# Task description:
List, from the lines below, each one with "Output" in it.

(begin)

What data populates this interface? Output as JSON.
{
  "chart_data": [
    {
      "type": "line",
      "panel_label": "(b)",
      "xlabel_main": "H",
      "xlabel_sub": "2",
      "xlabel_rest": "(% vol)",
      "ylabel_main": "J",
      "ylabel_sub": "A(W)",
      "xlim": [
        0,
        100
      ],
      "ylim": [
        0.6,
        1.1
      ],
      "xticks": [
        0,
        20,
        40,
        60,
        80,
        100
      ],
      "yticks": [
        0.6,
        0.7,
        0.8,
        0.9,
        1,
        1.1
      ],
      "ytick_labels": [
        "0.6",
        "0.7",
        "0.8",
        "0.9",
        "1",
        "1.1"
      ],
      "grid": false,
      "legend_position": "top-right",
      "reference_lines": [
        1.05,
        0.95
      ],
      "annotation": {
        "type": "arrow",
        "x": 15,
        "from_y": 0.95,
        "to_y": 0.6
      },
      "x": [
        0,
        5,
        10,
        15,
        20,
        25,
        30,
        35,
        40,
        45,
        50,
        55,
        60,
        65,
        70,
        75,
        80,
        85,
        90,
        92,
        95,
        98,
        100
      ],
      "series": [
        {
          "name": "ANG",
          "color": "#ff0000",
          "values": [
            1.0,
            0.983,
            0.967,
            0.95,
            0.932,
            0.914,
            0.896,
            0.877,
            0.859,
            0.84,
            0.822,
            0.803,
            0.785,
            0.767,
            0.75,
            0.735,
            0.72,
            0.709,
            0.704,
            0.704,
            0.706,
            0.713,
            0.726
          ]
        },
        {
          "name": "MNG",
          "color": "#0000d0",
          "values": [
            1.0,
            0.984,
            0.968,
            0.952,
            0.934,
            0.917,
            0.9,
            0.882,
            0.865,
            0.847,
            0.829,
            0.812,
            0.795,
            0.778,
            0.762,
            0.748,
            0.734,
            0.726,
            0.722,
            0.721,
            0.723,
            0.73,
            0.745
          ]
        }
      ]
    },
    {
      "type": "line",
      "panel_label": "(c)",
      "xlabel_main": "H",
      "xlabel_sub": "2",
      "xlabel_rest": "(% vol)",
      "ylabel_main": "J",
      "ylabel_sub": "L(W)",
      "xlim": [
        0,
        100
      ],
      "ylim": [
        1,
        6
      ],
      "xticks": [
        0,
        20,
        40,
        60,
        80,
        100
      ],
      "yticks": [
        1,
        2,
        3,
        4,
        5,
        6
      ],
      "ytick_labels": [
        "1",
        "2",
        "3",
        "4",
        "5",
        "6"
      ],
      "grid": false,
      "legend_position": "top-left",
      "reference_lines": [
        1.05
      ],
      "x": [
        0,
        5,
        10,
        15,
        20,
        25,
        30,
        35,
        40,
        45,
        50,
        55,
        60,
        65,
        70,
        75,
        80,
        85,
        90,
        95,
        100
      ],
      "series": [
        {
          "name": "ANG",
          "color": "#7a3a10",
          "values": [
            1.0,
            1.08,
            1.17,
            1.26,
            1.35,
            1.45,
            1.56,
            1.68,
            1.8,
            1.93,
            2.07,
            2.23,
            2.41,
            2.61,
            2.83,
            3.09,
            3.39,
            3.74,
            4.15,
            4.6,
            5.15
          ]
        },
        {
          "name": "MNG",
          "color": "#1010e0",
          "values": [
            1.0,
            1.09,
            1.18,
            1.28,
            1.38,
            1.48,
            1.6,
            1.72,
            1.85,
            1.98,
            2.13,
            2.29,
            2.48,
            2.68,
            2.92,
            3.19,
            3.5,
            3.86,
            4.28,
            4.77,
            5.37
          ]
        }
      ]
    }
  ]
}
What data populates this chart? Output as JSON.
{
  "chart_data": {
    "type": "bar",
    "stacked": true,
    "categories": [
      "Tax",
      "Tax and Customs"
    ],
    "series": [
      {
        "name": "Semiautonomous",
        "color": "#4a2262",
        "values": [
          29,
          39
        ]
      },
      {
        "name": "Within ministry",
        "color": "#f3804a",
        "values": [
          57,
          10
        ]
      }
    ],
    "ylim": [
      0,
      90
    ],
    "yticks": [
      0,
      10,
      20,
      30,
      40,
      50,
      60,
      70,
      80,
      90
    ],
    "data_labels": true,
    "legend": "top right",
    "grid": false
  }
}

(end)

# Finished task:
What data populates this interface? Output as JSON.
What data populates this chart? Output as JSON.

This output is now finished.